====== Gegevens bij opdracht ======

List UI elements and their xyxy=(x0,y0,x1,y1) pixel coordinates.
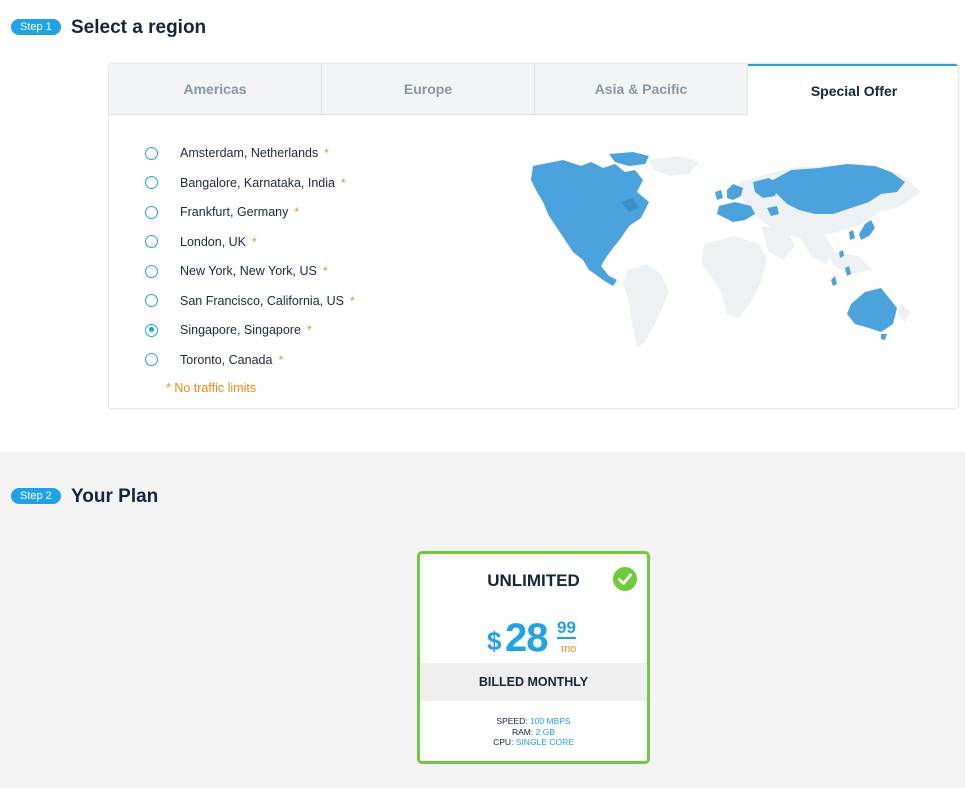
tab-europe[interactable]: Europe xyxy=(322,64,535,115)
tab-special-offer[interactable]: Special Offer xyxy=(748,64,958,115)
step-badge: Step 2 xyxy=(11,488,61,504)
price-amount: 28 xyxy=(505,616,548,660)
world-map xyxy=(531,152,921,348)
region-panel: Americas Europe Asia & Pacific Special O… xyxy=(108,63,959,409)
location-label: Toronto, Canada xyxy=(180,352,273,367)
radio-button[interactable] xyxy=(145,353,158,366)
asterisk: * xyxy=(322,264,328,278)
location-label: Amsterdam, Netherlands xyxy=(180,146,319,160)
asterisk: * xyxy=(306,323,312,337)
asterisk: * xyxy=(278,352,284,367)
location-label: San Francisco, California, US xyxy=(180,293,344,308)
price-cents: 99 xyxy=(557,618,576,639)
region-section: Step 1 Select a region Americas Europe A… xyxy=(0,0,965,452)
radio-button[interactable] xyxy=(145,205,158,219)
step-badge: Step 1 xyxy=(11,19,61,35)
location-option[interactable]: Singapore, Singapore * xyxy=(145,320,312,340)
asterisk: * xyxy=(349,293,355,308)
plan-specs: SPEED: 100 MBPS RAM: 2 GB CPU: SINGLE CO… xyxy=(420,716,647,748)
spec-label: RAM: xyxy=(512,726,534,737)
traffic-note: * No traffic limits xyxy=(166,381,257,395)
location-label: London, UK xyxy=(180,234,247,249)
section-title: Select a region xyxy=(71,17,207,38)
billing-cycle: BILLED MONTHLY xyxy=(420,663,647,701)
region-tabs: Americas Europe Asia & Pacific Special O… xyxy=(109,64,958,115)
tab-americas[interactable]: Americas xyxy=(109,64,322,115)
location-option[interactable]: Bangalore, Karnataka, India * xyxy=(145,173,346,193)
section-title: Your Plan xyxy=(71,486,159,507)
location-option[interactable]: Toronto, Canada * xyxy=(145,350,283,370)
radio-button[interactable] xyxy=(145,146,158,160)
radio-button[interactable] xyxy=(145,176,158,189)
radio-button[interactable] xyxy=(145,264,158,278)
location-option[interactable]: London, UK * xyxy=(145,232,257,252)
price-period: mo xyxy=(561,643,577,655)
location-label: Frankfurt, Germany xyxy=(180,205,289,219)
radio-button[interactable] xyxy=(145,294,158,307)
spec-label: SPEED: xyxy=(496,716,528,726)
spec-value: 100 MBPS xyxy=(529,716,571,726)
location-label: Bangalore, Karnataka, India xyxy=(180,175,335,190)
location-label: Singapore, Singapore xyxy=(180,323,301,337)
spec-value: 2 GB xyxy=(535,726,555,737)
location-option[interactable]: San Francisco, California, US * xyxy=(145,291,355,311)
spec-row: SPEED: 100 MBPS xyxy=(420,716,647,727)
spec-row: RAM: 2 GB xyxy=(420,727,647,738)
tab-asia-pacific[interactable]: Asia & Pacific xyxy=(535,64,748,115)
spec-row: CPU: SINGLE CORE xyxy=(420,737,647,748)
asterisk: * xyxy=(340,175,346,190)
location-option[interactable]: New York, New York, US * xyxy=(145,261,328,281)
asterisk: * xyxy=(252,234,257,249)
asterisk: * xyxy=(294,205,300,219)
location-option[interactable]: Frankfurt, Germany * xyxy=(145,202,299,222)
location-option[interactable]: Amsterdam, Netherlands * xyxy=(145,143,329,163)
spec-label: CPU: xyxy=(493,737,514,747)
asterisk: * xyxy=(324,146,329,160)
checkmark-icon xyxy=(613,567,637,591)
location-label: New York, New York, US xyxy=(180,264,317,278)
plan-card-selected[interactable]: UNLIMITED $ 28 99 mo BILLED MONTHLY SPEE… xyxy=(417,551,650,764)
radio-button[interactable] xyxy=(145,235,158,248)
radio-button-selected[interactable] xyxy=(145,323,158,337)
spec-value: SINGLE CORE xyxy=(515,737,574,747)
price-currency: $ xyxy=(487,626,502,656)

======

[Opdracht] Zet alle regels van de items in een Markdown-tabel met de kolommen Nr en Regel, zonder lege regels. Laat de afbeeldingen weg uit je antwoord.

[Oplossing]
| Nr | Regel |
|---|---|
| 1 | List UI elements and their xyxy=(x0,y0,x1,y1) pixel coordinates. |
| 2 | tab-europe[interactable]: Europe xyxy=(322,64,535,115) |
| 3 | tab-special-offer[interactable]: Special Offer xyxy=(748,64,958,115) |
| 4 | step-badge: Step 2 xyxy=(11,488,61,504) |
| 5 | price-amount: 28 xyxy=(505,616,548,660) |
| 6 | world-map xyxy=(531,152,921,348) |
| 7 | region-panel: Americas Europe Asia & Pacific Special O… xyxy=(108,63,959,409) |
| 8 | location-label: Toronto, Canada xyxy=(180,352,273,367) |
| 9 | radio-button[interactable] xyxy=(145,353,158,366) |
| 10 | asterisk: * xyxy=(322,264,328,278) |
| 11 | location-label: Amsterdam, Netherlands xyxy=(180,146,319,160) |
| 12 | asterisk: * xyxy=(306,323,312,337) |
| 13 | asterisk: * xyxy=(278,352,284,367) |
| 14 | location-label: San Francisco, California, US xyxy=(180,293,344,308) |
| 15 | price-cents: 99 xyxy=(557,618,576,639) |
| 16 | region-section: Step 1 Select a region Americas Europe A… xyxy=(0,0,965,452) |
| 17 | radio-button[interactable] xyxy=(145,205,158,219) |
| 18 | step-badge: Step 1 xyxy=(11,19,61,35) |
| 19 | location-option[interactable]: Singapore, Singapore * xyxy=(145,320,312,340) |
| 20 | asterisk: * xyxy=(349,293,355,308) |
| 21 | plan-specs: SPEED: 100 MBPS RAM: 2 GB CPU: SINGLE CO… xyxy=(420,716,647,748) |
| 22 | spec-label: RAM: xyxy=(512,726,534,737) |
| 23 | traffic-note: * No traffic limits xyxy=(166,381,257,395) |
| 24 | location-label: London, UK xyxy=(180,234,247,249) |
| 25 | section-title: Select a region xyxy=(71,17,207,38) |
| 26 | billing-cycle: BILLED MONTHLY xyxy=(420,663,647,701) |
| 27 | region-tabs: Americas Europe Asia & Pacific Special O… xyxy=(109,64,958,115) |
| 28 | tab-americas[interactable]: Americas xyxy=(109,64,322,115) |
| 29 | location-option[interactable]: Bangalore, Karnataka, India * xyxy=(145,173,346,193) |
| 30 | section-title: Your Plan xyxy=(71,486,159,507) |
| 31 | location-option[interactable]: Toronto, Canada * xyxy=(145,350,283,370) |
| 32 | radio-button[interactable] xyxy=(145,146,158,160) |
| 33 | radio-button[interactable] xyxy=(145,176,158,189) |
| 34 | radio-button[interactable] xyxy=(145,264,158,278) |
| 35 | location-option[interactable]: London, UK * xyxy=(145,232,257,252) |
| 36 | price-period: mo xyxy=(561,643,577,655) |
| 37 | location-label: Frankfurt, Germany xyxy=(180,205,289,219) |
| 38 | radio-button[interactable] xyxy=(145,294,158,307) |
| 39 | spec-label: SPEED: xyxy=(496,716,528,726) |
| 40 | spec-value: 100 MBPS xyxy=(529,716,571,726) |
| 41 | location-label: Bangalore, Karnataka, India xyxy=(180,175,335,190) |
| 42 | location-label: Singapore, Singapore xyxy=(180,323,301,337) |
| 43 | spec-value: 2 GB xyxy=(535,726,555,737) |
| 44 | location-option[interactable]: San Francisco, California, US * xyxy=(145,291,355,311) |
| 45 | spec-row: SPEED: 100 MBPS xyxy=(420,716,647,727) |
| 46 | spec-row: RAM: 2 GB xyxy=(420,727,647,738) |
| 47 | tab-asia-pacific[interactable]: Asia & Pacific xyxy=(535,64,748,115) |
| 48 | spec-row: CPU: SINGLE CORE xyxy=(420,737,647,748) |
| 49 | asterisk: * xyxy=(340,175,346,190) |
| 50 | location-option[interactable]: New York, New York, US * xyxy=(145,261,328,281) |
| 51 | asterisk: * xyxy=(252,234,257,249) |
| 52 | asterisk: * xyxy=(294,205,300,219) |
| 53 | location-option[interactable]: Frankfurt, Germany * xyxy=(145,202,299,222) |
| 54 | location-option[interactable]: Amsterdam, Netherlands * xyxy=(145,143,329,163) |
| 55 | spec-label: CPU: xyxy=(493,737,514,747) |
| 56 | asterisk: * xyxy=(324,146,329,160) |
| 57 | checkmark-icon xyxy=(613,567,637,591) |
| 58 | location-label: New York, New York, US xyxy=(180,264,317,278) |
| 59 | plan-card-selected[interactable]: UNLIMITED $ 28 99 mo BILLED MONTHLY SPEE… xyxy=(417,551,650,764) |
| 60 | radio-button[interactable] xyxy=(145,235,158,248) |
| 61 | radio-button-selected[interactable] xyxy=(145,323,158,337) |
| 62 | spec-value: SINGLE CORE xyxy=(515,737,574,747) |
| 63 | price-currency: $ xyxy=(487,626,502,656) |